start
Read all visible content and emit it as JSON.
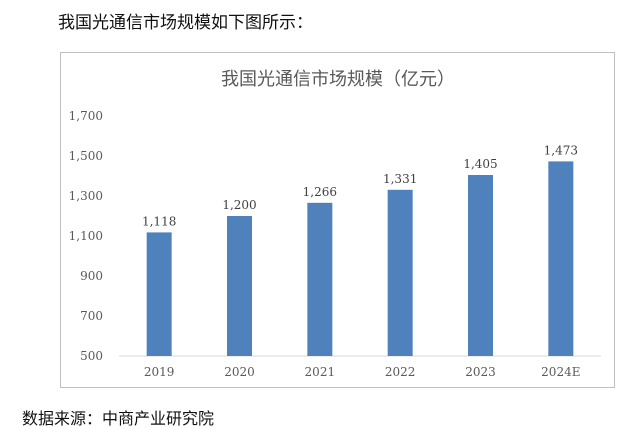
{
  "intro_text": "我国光通信市场规模如下图所示：",
  "source_text": "数据来源：中商产业研究院",
  "chart_data": {
    "type": "bar",
    "title": "我国光通信市场规模（亿元）",
    "categories": [
      "2019",
      "2020",
      "2021",
      "2022",
      "2023",
      "2024E"
    ],
    "values": [
      1118,
      1200,
      1266,
      1331,
      1405,
      1473
    ],
    "data_labels": [
      "1,118",
      "1,200",
      "1,266",
      "1,331",
      "1,405",
      "1,473"
    ],
    "yticks": [
      500,
      700,
      900,
      1100,
      1300,
      1500,
      1700
    ],
    "ytick_labels": [
      "500",
      "700",
      "900",
      "1,100",
      "1,300",
      "1,500",
      "1,700"
    ],
    "ylim": [
      500,
      1700
    ],
    "grid": false,
    "bar_color": "#4f81bd",
    "xlabel": "",
    "ylabel": ""
  }
}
end
— TASK STATEMENT —
Omit any images, then output the listing exactly.

— OUTPUT OF THE TASK —
Read all visible content and emit it as JSON.
{
  "intro_text": "我国光通信市场规模如下图所示：",
  "source_text": "数据来源：中商产业研究院",
  "chart_data": {
    "type": "bar",
    "title": "我国光通信市场规模（亿元）",
    "categories": [
      "2019",
      "2020",
      "2021",
      "2022",
      "2023",
      "2024E"
    ],
    "values": [
      1118,
      1200,
      1266,
      1331,
      1405,
      1473
    ],
    "data_labels": [
      "1,118",
      "1,200",
      "1,266",
      "1,331",
      "1,405",
      "1,473"
    ],
    "yticks": [
      500,
      700,
      900,
      1100,
      1300,
      1500,
      1700
    ],
    "ytick_labels": [
      "500",
      "700",
      "900",
      "1,100",
      "1,300",
      "1,500",
      "1,700"
    ],
    "ylim": [
      500,
      1700
    ],
    "grid": false,
    "bar_color": "#4f81bd",
    "xlabel": "",
    "ylabel": ""
  }
}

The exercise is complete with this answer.